__PROMPT__
From the passage on FEESST swallowing evaluation, copy word for word the stretch from "Dr. Aviv, who" through "curve is negligible.".

__EXCERPTED PASSAGE__

····················

To do the sensory evaluation, the endoscope is positioned so that the port is aligned over the aryepiglottic fold. Discrete pulses of air are delivered at sequentially increased pressures to the mucosa innervated by the superior laryngeal nerve (SLN), thus eliciting the laryngeal adductor reflex. This portion of the evaluation establishes the patient’s sensory threshold. The motor evaluation will be completed by giving liquids and foods of varying consistencies while the clinician monitors oral transit time, inhibition of swallowing, laryngeal elevation, spillage, reflux, aspiration, and ability to clear residue, among other factors.
Explore This IssueDecember 2007
A major reason to do the sensory testing, said Dr. Aviv, is to determine whether reactions to the air pulse are asymmetrical. “Often, when we see asymmetry, this gives us a clue that there could be pressure on the vagus nerve or on a branch of the vagus nerve that governs sensation.” Additional imaging procedures, such as an MRI of the brain, neck, and chest, might be the next step in a diagnostic workup where asymmetrical responses to sensory testing have been recorded.
Dr. Aviv, who trains clinicians in the technique at his center, said that an experienced endoscopist can learn how to do laryngeal sensory testing within 15 to 20 minutes. Dr. Burkhead confirms that the learning curve is negligible.
Who Can Benefit?
FEESST is now a well-established technique for diagnosing problems with swallowing and developing appropriate management plans, said Dr. Aviv. For instance, one randomized prospective study of 164 outpatients revealed that in the subgroup of stroke patients, 29.2% of patients receiving the MBS evaluation developed aspiration pneumonia, versus only 4.76% of those in the FEESST-managed group.4
The technique is especially valuable in the largest dysphagia populations—the elderly and stroke patients. Reimbursement by Medicare is approved in patients with dysphagia who are at risk for aspiration; patients with stroke or other central nervous system derangement and associated impairment of speech and swallowing; patients without CNS disorders, but who have documented difficulty in swallowing; and patients with a history of aspiration or aspiration pneumonia. In the nursing home setting, FEESST can furnish valuable data when making clinical decisions about placement or removal of gastrostomy tubes, dietary management of impaired patients, and planning and evaluation of appropriate therapy programs.
Dr. Aviv finds FEESST beneficial in patients with a variety of laryngeal complaints, such as cough, hoarseness, throat clearing, thick phlegm in the throat, and even postnasal drip. Dr. Burkhead works largely with head and neck cancer patients, and has found FEESST helpful for pre- and post-radiation assessments. “Many of our patients have fibrotic changes due to their radiation treatments,” she explained, “and the sensory testing is valuable in helping us understand how a patient’s sensation is changing over time.”

····················

__INFORMATION GIVEN__
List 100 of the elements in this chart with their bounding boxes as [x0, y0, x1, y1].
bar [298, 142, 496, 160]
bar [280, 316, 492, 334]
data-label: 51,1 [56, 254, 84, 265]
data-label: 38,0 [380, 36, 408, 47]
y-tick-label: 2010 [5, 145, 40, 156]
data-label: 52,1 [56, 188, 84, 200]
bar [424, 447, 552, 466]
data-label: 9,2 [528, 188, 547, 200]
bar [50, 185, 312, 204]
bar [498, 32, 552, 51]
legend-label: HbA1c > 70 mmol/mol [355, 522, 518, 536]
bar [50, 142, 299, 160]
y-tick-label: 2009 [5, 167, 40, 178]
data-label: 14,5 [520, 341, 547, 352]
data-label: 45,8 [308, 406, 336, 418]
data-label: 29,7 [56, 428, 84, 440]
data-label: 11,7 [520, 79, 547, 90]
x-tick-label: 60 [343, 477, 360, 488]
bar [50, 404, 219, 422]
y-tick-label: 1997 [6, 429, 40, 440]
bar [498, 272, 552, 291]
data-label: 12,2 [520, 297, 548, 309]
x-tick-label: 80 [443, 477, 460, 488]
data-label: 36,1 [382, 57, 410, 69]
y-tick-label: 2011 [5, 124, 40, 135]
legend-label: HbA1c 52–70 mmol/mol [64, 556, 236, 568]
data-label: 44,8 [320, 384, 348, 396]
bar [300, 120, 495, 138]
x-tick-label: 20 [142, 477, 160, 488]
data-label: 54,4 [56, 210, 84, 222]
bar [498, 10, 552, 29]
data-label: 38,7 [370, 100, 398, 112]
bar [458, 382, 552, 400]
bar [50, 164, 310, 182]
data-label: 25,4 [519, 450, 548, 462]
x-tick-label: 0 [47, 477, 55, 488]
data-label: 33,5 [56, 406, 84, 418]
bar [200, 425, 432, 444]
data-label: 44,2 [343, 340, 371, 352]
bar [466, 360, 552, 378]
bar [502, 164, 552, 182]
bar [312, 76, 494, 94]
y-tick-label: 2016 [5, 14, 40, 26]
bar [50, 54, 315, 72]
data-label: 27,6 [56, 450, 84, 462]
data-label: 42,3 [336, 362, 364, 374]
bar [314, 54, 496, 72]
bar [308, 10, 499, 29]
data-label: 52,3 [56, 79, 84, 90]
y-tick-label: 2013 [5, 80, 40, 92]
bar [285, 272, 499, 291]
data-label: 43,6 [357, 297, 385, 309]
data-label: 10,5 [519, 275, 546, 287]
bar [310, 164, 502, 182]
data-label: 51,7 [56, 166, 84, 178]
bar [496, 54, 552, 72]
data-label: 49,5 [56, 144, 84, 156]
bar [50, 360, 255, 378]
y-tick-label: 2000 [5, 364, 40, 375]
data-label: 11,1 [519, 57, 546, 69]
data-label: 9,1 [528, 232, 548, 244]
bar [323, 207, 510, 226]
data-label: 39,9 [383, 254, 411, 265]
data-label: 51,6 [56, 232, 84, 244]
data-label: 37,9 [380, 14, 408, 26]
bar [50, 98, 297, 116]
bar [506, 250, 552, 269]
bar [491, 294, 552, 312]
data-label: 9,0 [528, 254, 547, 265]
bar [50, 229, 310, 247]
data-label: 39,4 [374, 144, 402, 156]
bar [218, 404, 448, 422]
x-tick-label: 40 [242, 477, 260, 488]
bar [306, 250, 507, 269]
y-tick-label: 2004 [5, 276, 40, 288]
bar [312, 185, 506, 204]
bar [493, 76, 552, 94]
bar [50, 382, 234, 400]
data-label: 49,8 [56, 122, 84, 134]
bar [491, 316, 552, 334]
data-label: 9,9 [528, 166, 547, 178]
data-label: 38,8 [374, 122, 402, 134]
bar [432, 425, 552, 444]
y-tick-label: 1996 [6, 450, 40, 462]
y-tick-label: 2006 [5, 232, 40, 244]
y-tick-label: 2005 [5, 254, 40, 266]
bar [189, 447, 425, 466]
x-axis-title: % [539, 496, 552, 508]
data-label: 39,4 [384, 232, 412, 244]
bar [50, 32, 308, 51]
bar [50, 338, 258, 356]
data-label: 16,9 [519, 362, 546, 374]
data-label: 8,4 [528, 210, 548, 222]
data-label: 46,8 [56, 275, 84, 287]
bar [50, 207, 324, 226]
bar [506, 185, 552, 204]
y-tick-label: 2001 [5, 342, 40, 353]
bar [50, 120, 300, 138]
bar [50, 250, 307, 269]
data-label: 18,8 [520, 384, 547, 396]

····················

__SOLUTION__
Dr. Aviv, who trains clinicians in the technique at his center, said that an experienced endoscopist can learn how to do laryngeal sensory testing within 15 to 20 minutes. Dr. Burkhead confirms that the learning curve is negligible.